§ **Requirement**:
Give the number of lines in the listing that hold the word "Washington". Write nothing but that number.

Entries taken from a collection:
________________________

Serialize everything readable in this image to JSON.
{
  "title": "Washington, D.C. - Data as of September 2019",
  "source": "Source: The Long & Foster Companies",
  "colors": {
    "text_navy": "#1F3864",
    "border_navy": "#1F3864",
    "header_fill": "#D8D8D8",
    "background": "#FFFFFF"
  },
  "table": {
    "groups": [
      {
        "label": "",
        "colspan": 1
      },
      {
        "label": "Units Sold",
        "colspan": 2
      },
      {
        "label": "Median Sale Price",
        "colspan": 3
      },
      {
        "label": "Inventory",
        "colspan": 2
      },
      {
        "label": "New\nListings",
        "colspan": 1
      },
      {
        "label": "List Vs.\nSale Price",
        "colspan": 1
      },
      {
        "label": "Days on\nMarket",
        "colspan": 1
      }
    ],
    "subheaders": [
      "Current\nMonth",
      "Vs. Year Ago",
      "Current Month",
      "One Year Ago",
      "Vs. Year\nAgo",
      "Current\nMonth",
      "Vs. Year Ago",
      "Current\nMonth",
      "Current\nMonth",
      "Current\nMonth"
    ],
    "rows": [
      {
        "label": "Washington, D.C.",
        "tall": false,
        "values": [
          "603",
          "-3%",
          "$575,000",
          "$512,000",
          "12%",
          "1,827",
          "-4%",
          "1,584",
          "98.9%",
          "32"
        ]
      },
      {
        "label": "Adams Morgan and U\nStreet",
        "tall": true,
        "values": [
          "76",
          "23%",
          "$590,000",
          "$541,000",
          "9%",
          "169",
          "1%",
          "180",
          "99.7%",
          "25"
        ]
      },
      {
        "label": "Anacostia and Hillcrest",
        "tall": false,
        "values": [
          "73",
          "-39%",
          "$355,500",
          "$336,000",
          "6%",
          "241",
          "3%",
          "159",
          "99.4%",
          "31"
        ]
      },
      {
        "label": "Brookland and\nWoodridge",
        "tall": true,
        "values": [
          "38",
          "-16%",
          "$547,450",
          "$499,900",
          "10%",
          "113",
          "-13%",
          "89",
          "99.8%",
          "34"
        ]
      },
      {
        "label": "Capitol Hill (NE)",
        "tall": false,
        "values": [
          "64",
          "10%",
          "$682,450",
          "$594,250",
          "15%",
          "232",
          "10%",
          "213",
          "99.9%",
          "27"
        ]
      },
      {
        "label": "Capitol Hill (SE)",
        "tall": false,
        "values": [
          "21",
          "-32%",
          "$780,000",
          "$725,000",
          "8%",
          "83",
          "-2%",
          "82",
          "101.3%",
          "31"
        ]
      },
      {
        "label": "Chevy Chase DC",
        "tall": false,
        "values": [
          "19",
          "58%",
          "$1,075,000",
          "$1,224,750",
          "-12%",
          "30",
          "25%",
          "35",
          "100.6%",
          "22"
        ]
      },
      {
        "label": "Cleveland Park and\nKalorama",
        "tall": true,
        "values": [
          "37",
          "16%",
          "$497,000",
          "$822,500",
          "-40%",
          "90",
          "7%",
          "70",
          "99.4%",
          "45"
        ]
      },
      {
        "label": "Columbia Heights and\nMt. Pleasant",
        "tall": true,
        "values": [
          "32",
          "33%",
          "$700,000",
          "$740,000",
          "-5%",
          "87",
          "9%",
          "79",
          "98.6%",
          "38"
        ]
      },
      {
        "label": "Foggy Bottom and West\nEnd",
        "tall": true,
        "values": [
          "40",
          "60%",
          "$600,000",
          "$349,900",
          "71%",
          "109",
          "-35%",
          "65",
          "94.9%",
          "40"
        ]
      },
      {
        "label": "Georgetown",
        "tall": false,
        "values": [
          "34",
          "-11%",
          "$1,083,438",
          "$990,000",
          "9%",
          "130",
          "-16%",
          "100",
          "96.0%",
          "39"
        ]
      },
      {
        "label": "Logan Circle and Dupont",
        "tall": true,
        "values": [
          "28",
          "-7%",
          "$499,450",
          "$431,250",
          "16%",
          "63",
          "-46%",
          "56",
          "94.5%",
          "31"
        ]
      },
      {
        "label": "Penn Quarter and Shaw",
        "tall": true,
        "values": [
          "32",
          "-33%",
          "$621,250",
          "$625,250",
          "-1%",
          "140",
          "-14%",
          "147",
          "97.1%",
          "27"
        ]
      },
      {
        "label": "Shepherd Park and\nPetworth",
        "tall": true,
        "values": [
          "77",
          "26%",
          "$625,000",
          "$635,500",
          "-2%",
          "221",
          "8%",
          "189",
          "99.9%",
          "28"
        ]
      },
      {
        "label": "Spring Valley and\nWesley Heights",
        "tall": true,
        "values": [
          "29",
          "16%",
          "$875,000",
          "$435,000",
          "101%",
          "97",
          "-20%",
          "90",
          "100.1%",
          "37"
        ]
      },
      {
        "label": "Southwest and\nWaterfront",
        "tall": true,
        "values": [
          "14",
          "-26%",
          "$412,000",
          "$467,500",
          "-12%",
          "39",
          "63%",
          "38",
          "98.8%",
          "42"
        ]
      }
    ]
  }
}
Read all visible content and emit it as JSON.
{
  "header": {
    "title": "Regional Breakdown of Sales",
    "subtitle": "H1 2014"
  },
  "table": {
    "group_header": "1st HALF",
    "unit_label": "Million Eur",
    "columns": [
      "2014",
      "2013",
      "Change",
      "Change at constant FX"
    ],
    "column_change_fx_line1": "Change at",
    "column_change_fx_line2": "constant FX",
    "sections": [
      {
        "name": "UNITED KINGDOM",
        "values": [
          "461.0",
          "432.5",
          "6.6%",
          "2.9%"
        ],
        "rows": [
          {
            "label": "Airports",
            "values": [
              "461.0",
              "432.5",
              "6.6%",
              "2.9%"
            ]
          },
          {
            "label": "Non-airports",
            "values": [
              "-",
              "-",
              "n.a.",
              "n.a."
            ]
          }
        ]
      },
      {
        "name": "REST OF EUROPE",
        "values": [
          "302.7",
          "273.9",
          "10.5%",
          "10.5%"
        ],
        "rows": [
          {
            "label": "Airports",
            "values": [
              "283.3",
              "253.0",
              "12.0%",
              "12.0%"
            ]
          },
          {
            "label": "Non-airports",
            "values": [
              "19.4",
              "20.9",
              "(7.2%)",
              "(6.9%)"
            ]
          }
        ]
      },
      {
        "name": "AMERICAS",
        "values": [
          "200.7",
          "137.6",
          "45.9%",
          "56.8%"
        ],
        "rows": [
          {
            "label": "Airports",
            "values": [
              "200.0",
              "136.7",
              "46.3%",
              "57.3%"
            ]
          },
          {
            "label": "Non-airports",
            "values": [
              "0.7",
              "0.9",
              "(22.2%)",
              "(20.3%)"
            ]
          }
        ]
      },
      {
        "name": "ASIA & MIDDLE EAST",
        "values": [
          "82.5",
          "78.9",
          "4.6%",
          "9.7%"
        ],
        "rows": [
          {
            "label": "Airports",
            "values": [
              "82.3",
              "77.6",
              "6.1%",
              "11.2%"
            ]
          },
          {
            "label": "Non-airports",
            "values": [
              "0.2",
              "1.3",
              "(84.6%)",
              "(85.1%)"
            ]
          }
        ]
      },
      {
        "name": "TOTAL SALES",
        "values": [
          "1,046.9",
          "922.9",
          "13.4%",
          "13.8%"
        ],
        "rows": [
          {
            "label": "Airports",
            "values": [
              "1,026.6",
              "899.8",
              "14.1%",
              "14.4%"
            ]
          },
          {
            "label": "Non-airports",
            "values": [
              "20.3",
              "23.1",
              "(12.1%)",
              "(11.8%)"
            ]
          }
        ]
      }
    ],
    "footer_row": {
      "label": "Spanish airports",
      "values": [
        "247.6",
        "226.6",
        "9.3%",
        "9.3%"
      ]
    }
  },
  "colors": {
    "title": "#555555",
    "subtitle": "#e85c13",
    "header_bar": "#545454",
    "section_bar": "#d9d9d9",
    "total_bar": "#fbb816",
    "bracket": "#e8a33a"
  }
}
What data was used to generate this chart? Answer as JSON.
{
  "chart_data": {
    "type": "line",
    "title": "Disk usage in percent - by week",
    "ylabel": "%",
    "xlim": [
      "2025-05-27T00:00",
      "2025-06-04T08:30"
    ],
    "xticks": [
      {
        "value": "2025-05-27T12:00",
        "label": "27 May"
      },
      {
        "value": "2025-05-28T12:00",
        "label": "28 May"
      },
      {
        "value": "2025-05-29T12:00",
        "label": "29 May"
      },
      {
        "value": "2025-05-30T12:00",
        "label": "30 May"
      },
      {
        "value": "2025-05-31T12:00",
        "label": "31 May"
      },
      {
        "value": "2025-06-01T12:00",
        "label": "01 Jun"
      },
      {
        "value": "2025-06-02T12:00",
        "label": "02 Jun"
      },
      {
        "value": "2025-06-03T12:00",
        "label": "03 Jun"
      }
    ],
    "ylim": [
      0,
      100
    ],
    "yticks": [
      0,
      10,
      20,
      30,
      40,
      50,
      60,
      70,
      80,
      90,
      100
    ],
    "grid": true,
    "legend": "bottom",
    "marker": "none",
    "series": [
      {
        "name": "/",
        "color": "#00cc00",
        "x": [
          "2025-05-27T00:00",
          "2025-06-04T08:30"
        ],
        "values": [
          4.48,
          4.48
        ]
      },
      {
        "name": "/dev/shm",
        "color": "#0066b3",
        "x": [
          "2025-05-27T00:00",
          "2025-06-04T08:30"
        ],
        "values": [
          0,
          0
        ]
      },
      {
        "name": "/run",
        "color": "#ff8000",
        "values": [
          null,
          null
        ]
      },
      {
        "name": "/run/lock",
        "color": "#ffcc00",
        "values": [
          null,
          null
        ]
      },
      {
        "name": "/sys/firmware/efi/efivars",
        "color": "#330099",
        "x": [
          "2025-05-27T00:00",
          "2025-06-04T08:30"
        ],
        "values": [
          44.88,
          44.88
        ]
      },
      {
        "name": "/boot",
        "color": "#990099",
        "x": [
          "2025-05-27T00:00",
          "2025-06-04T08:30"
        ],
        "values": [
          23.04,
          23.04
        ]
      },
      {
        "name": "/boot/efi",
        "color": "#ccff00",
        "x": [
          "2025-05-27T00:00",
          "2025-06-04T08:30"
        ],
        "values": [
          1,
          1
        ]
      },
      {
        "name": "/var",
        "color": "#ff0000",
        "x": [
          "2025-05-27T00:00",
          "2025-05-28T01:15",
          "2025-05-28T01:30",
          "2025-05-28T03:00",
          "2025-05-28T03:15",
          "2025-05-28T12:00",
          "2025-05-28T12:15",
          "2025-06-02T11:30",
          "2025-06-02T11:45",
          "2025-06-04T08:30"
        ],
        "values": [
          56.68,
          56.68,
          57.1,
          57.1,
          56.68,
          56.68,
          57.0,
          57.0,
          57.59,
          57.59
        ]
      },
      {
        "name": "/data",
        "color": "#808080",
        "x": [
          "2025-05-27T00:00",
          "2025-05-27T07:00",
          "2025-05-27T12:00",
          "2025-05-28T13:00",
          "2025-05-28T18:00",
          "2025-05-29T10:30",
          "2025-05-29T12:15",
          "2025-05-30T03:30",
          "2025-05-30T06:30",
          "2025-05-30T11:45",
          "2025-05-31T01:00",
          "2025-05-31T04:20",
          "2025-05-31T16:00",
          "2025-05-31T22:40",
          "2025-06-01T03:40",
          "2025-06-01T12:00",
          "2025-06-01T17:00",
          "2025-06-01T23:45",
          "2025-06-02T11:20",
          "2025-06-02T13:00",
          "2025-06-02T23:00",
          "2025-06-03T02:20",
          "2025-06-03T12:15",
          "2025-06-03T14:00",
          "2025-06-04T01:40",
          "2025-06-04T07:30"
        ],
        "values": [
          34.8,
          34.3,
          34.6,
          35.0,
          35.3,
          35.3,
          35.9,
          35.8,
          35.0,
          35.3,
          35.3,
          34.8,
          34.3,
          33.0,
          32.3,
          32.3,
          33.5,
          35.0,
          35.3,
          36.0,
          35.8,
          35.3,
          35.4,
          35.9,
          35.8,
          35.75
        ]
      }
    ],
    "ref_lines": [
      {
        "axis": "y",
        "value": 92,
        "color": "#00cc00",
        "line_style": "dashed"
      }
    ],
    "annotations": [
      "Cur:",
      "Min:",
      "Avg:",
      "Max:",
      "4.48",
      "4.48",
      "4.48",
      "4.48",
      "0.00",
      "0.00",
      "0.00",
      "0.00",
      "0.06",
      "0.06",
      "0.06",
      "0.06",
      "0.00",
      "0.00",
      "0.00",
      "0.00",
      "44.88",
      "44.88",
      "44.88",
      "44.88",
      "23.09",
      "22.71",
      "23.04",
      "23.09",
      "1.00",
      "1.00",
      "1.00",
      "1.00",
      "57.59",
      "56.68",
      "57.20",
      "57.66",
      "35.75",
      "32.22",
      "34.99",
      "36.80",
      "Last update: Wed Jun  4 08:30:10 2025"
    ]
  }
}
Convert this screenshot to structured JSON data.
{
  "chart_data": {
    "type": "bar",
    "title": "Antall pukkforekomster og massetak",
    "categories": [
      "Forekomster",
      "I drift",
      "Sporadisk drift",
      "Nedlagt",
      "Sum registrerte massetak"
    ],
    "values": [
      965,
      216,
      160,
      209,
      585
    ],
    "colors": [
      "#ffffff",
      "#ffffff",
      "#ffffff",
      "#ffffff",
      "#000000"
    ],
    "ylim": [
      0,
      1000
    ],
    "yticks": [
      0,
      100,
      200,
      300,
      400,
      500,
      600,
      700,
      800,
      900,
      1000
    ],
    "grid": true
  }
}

________________________

§ **Solution for this exercise**:
2